#### Exercise inputs ####

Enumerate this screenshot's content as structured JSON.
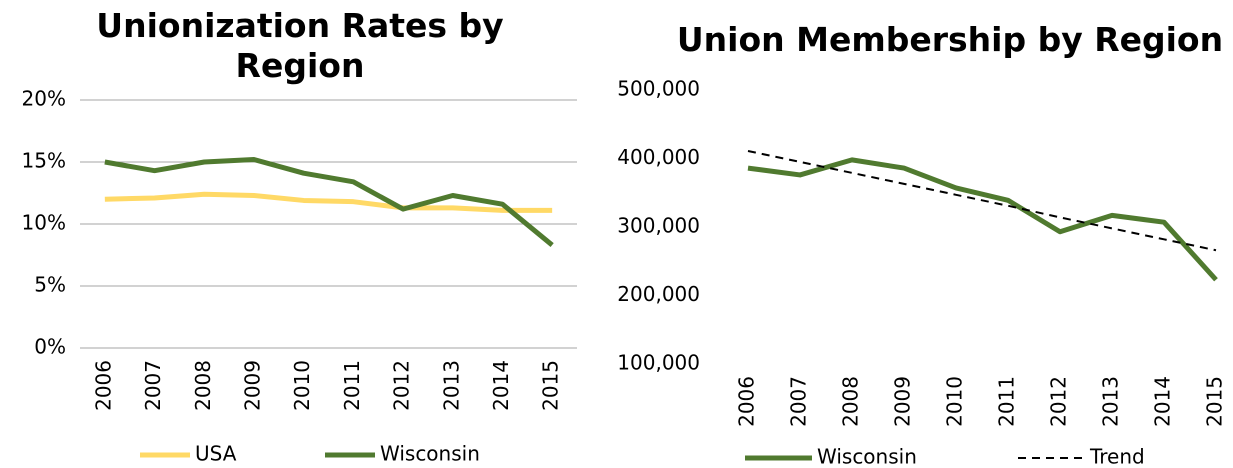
{
  "chart_data": [
    {
      "type": "line",
      "title": "Unionization Rates by Region",
      "categories": [
        "2006",
        "2007",
        "2008",
        "2009",
        "2010",
        "2011",
        "2012",
        "2013",
        "2014",
        "2015"
      ],
      "series": [
        {
          "name": "USA",
          "color": "#ffd966",
          "values": [
            12.0,
            12.1,
            12.4,
            12.3,
            11.9,
            11.8,
            11.3,
            11.3,
            11.1,
            11.1
          ]
        },
        {
          "name": "Wisconsin",
          "color": "#507a2f",
          "values": [
            15.0,
            14.3,
            15.0,
            15.2,
            14.1,
            13.4,
            11.2,
            12.3,
            11.6,
            8.3
          ]
        }
      ],
      "ylim": [
        0,
        20
      ],
      "yticks": [
        {
          "value": 0,
          "label": "0%"
        },
        {
          "value": 5,
          "label": "5%"
        },
        {
          "value": 10,
          "label": "10%"
        },
        {
          "value": 15,
          "label": "15%"
        },
        {
          "value": 20,
          "label": "20%"
        }
      ],
      "grid": true
    },
    {
      "type": "line",
      "title": "Union Membership by Region",
      "categories": [
        "2006",
        "2007",
        "2008",
        "2009",
        "2010",
        "2011",
        "2012",
        "2013",
        "2014",
        "2015"
      ],
      "series": [
        {
          "name": "Wisconsin",
          "color": "#507a2f",
          "values": [
            386000,
            376000,
            398000,
            386000,
            357000,
            339000,
            293000,
            317000,
            307000,
            223000
          ]
        },
        {
          "name": "Trend",
          "color": "#000000",
          "dashed": true,
          "values": [
            411000,
            395000,
            379000,
            363000,
            347000,
            331000,
            314000,
            298000,
            282000,
            266000
          ]
        }
      ],
      "ylim": [
        100000,
        500000
      ],
      "yticks": [
        {
          "value": 100000,
          "label": "100,000"
        },
        {
          "value": 200000,
          "label": "200,000"
        },
        {
          "value": 300000,
          "label": "300,000"
        },
        {
          "value": 400000,
          "label": "400,000"
        },
        {
          "value": 500000,
          "label": "500,000"
        }
      ],
      "grid": false
    }
  ]
}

####

Brief: Take the entries shown above and quote them verbatim, passing over the pictures.

Result for this exercise:
Enumerate this screenshot's content as structured JSON.
{
  "chart_data": [
    {
      "type": "line",
      "title": "Unionization Rates by Region",
      "categories": [
        "2006",
        "2007",
        "2008",
        "2009",
        "2010",
        "2011",
        "2012",
        "2013",
        "2014",
        "2015"
      ],
      "series": [
        {
          "name": "USA",
          "color": "#ffd966",
          "values": [
            12.0,
            12.1,
            12.4,
            12.3,
            11.9,
            11.8,
            11.3,
            11.3,
            11.1,
            11.1
          ]
        },
        {
          "name": "Wisconsin",
          "color": "#507a2f",
          "values": [
            15.0,
            14.3,
            15.0,
            15.2,
            14.1,
            13.4,
            11.2,
            12.3,
            11.6,
            8.3
          ]
        }
      ],
      "ylim": [
        0,
        20
      ],
      "yticks": [
        {
          "value": 0,
          "label": "0%"
        },
        {
          "value": 5,
          "label": "5%"
        },
        {
          "value": 10,
          "label": "10%"
        },
        {
          "value": 15,
          "label": "15%"
        },
        {
          "value": 20,
          "label": "20%"
        }
      ],
      "grid": true
    },
    {
      "type": "line",
      "title": "Union Membership by Region",
      "categories": [
        "2006",
        "2007",
        "2008",
        "2009",
        "2010",
        "2011",
        "2012",
        "2013",
        "2014",
        "2015"
      ],
      "series": [
        {
          "name": "Wisconsin",
          "color": "#507a2f",
          "values": [
            386000,
            376000,
            398000,
            386000,
            357000,
            339000,
            293000,
            317000,
            307000,
            223000
          ]
        },
        {
          "name": "Trend",
          "color": "#000000",
          "dashed": true,
          "values": [
            411000,
            395000,
            379000,
            363000,
            347000,
            331000,
            314000,
            298000,
            282000,
            266000
          ]
        }
      ],
      "ylim": [
        100000,
        500000
      ],
      "yticks": [
        {
          "value": 100000,
          "label": "100,000"
        },
        {
          "value": 200000,
          "label": "200,000"
        },
        {
          "value": 300000,
          "label": "300,000"
        },
        {
          "value": 400000,
          "label": "400,000"
        },
        {
          "value": 500000,
          "label": "500,000"
        }
      ],
      "grid": false
    }
  ]
}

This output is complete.